▶ **DATA SUPPLIED**
.....
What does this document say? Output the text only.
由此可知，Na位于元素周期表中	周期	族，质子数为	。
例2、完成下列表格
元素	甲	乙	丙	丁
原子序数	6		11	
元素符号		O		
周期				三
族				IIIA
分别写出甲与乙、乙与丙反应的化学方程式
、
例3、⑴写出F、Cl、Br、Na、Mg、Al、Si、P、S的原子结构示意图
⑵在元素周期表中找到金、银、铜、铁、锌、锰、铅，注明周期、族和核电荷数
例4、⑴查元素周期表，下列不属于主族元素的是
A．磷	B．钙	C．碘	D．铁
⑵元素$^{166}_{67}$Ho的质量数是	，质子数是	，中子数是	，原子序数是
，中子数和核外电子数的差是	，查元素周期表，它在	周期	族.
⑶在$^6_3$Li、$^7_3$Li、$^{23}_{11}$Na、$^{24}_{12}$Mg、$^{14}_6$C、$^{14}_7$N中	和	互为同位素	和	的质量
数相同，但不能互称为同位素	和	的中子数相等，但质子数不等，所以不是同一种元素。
.....
▶ **WHAT TO PRODUCE**
Restate each entry exactly, skipping none.

▶ **COMPLETE ANSWER**
What does this document say? Output the text only.
由此可知，Na位于元素周期表中	周期	族，质子数为	。
例2、完成下列表格
元素	甲	乙	丙	丁
原子序数	6		11	
元素符号		O		
周期				三
族				IIIA
分别写出甲与乙、乙与丙反应的化学方程式
、
例3、⑴写出F、Cl、Br、Na、Mg、Al、Si、P、S的原子结构示意图
⑵在元素周期表中找到金、银、铜、铁、锌、锰、铅，注明周期、族和核电荷数
例4、⑴查元素周期表，下列不属于主族元素的是
A．磷	B．钙	C．碘	D．铁
⑵元素$^{166}_{67}$Ho的质量数是	，质子数是	，中子数是	，原子序数是
，中子数和核外电子数的差是	，查元素周期表，它在	周期	族.
⑶在$^6_3$Li、$^7_3$Li、$^{23}_{11}$Na、$^{24}_{12}$Mg、$^{14}_6$C、$^{14}_7$N中	和	互为同位素	和	的质量
数相同，但不能互称为同位素	和	的中子数相等，但质子数不等，所以不是同一种元素。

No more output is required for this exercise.